TASK TO CARRY OUT:
Return the records without changes, starting at the first line and ending at the line that contains "code-token: plt.title( bbox=[275, 1204, 438, 1237]", with both of those lines included.

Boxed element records
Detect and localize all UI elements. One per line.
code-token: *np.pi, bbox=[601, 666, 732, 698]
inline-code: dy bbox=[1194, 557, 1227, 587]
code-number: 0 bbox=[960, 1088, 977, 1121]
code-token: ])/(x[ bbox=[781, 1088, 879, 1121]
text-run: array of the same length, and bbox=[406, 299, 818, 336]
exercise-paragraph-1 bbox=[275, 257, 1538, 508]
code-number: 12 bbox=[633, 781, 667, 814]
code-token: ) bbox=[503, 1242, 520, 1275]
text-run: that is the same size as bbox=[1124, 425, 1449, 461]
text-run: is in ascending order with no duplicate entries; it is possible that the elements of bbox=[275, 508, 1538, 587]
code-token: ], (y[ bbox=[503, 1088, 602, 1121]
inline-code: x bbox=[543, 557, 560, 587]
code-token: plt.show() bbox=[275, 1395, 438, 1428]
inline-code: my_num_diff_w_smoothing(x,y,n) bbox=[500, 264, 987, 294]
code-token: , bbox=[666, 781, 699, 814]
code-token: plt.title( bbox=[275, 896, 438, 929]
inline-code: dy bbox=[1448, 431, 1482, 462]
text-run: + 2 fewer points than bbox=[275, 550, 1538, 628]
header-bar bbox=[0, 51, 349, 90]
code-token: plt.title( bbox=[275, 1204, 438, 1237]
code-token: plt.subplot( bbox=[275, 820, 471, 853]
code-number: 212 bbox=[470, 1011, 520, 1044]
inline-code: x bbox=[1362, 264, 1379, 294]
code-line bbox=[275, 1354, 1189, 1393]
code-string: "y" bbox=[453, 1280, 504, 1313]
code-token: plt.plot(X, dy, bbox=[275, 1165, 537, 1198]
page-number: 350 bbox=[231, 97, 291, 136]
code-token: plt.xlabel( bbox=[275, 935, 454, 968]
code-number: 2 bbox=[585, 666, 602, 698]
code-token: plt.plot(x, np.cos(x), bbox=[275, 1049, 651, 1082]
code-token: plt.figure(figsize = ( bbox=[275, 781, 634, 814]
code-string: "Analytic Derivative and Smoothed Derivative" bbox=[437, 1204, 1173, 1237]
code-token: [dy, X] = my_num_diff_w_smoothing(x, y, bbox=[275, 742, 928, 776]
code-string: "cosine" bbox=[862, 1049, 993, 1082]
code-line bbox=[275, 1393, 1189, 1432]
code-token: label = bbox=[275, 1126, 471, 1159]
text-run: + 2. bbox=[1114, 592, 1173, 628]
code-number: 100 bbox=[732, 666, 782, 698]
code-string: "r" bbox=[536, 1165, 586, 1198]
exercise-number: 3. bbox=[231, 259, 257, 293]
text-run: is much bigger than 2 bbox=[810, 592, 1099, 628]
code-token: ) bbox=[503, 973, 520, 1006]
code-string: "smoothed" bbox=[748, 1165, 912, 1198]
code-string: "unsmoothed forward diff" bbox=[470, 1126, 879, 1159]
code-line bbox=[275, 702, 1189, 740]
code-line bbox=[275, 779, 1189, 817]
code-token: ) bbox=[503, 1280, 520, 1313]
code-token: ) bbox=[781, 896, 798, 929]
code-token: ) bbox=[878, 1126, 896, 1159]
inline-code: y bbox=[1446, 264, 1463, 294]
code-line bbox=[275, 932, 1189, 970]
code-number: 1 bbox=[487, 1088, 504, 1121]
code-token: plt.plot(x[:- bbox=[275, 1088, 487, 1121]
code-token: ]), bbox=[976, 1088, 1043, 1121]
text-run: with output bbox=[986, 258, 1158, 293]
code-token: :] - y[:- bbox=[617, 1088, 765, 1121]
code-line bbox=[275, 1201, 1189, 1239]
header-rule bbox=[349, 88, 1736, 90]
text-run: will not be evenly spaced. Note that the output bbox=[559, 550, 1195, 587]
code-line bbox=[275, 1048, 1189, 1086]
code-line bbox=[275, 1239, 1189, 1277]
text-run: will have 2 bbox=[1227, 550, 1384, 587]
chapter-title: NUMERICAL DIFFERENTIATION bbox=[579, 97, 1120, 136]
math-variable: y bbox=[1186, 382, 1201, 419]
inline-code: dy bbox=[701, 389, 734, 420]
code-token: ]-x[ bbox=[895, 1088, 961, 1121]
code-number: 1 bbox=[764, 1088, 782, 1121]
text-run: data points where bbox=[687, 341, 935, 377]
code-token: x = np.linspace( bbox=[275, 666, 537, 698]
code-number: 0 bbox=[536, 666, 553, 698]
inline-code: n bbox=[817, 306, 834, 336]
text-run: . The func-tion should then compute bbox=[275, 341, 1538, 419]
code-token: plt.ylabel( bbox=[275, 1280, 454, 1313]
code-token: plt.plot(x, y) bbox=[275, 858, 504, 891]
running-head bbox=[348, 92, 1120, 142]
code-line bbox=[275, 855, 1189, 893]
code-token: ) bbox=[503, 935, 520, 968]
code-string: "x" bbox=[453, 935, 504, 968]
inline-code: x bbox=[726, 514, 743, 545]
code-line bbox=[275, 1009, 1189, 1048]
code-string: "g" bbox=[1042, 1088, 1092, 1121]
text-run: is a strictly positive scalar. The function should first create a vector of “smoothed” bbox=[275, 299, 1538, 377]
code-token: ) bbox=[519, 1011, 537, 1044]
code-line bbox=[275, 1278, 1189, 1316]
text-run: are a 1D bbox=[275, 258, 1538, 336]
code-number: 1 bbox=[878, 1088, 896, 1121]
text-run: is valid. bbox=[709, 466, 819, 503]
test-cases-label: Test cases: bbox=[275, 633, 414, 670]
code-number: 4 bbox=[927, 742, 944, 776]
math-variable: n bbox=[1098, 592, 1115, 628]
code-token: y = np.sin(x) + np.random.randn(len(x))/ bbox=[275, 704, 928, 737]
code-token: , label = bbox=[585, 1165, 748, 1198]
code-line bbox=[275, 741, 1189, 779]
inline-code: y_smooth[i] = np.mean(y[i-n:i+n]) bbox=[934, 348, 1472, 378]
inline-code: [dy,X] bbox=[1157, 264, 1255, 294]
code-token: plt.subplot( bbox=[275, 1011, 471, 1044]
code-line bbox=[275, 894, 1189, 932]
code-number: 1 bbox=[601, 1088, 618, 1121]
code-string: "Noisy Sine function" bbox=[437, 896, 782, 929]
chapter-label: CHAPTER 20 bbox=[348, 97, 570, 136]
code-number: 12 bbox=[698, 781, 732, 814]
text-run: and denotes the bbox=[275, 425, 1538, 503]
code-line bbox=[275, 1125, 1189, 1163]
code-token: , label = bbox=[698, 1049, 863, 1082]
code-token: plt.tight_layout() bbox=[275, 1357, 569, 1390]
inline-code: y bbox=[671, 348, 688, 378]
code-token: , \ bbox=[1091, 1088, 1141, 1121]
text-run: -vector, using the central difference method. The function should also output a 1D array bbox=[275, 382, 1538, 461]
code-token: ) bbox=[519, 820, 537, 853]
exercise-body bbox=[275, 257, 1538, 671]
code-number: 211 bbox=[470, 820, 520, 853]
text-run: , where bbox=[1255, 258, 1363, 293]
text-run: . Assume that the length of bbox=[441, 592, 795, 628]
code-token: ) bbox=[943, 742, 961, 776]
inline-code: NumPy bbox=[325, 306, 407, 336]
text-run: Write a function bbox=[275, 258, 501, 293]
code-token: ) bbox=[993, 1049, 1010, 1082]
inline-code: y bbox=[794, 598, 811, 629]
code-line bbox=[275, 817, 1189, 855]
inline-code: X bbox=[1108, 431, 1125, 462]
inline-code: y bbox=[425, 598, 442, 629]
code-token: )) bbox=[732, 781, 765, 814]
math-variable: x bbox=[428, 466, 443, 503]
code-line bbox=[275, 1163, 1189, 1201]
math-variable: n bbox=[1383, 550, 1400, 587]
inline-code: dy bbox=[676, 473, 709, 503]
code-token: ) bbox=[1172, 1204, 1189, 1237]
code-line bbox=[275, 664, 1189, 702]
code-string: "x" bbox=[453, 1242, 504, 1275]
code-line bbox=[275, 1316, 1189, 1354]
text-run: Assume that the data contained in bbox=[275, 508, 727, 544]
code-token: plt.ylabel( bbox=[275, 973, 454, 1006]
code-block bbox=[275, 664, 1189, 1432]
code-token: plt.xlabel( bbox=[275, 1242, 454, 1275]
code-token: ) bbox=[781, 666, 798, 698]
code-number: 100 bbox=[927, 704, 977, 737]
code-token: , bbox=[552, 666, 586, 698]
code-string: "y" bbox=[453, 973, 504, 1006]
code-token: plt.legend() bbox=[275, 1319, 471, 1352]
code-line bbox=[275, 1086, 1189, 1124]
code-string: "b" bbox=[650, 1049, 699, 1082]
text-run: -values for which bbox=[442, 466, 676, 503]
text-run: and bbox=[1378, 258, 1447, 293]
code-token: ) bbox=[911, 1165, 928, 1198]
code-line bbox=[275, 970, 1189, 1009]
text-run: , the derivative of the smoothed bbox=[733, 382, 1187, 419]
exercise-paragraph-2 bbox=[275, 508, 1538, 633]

THE COMPLETED TASK:
Detect and localize all UI elements. One per line.
code-token: *np.pi, bbox=[601, 666, 732, 698]
inline-code: dy bbox=[1194, 557, 1227, 587]
code-number: 0 bbox=[960, 1088, 977, 1121]
code-token: ])/(x[ bbox=[781, 1088, 879, 1121]
text-run: array of the same length, and bbox=[406, 299, 818, 336]
exercise-paragraph-1 bbox=[275, 257, 1538, 508]
code-number: 12 bbox=[633, 781, 667, 814]
code-token: ) bbox=[503, 1242, 520, 1275]
text-run: that is the same size as bbox=[1124, 425, 1449, 461]
text-run: is in ascending order with no duplicate entries; it is possible that the elements of bbox=[275, 508, 1538, 587]
code-token: ], (y[ bbox=[503, 1088, 602, 1121]
inline-code: x bbox=[543, 557, 560, 587]
code-token: plt.show() bbox=[275, 1395, 438, 1428]
inline-code: my_num_diff_w_smoothing(x,y,n) bbox=[500, 264, 987, 294]
code-token: , bbox=[666, 781, 699, 814]
code-token: plt.title( bbox=[275, 896, 438, 929]
inline-code: dy bbox=[1448, 431, 1482, 462]
text-run: + 2 fewer points than bbox=[275, 550, 1538, 628]
header-bar bbox=[0, 51, 349, 90]
code-token: plt.title( bbox=[275, 1204, 438, 1237]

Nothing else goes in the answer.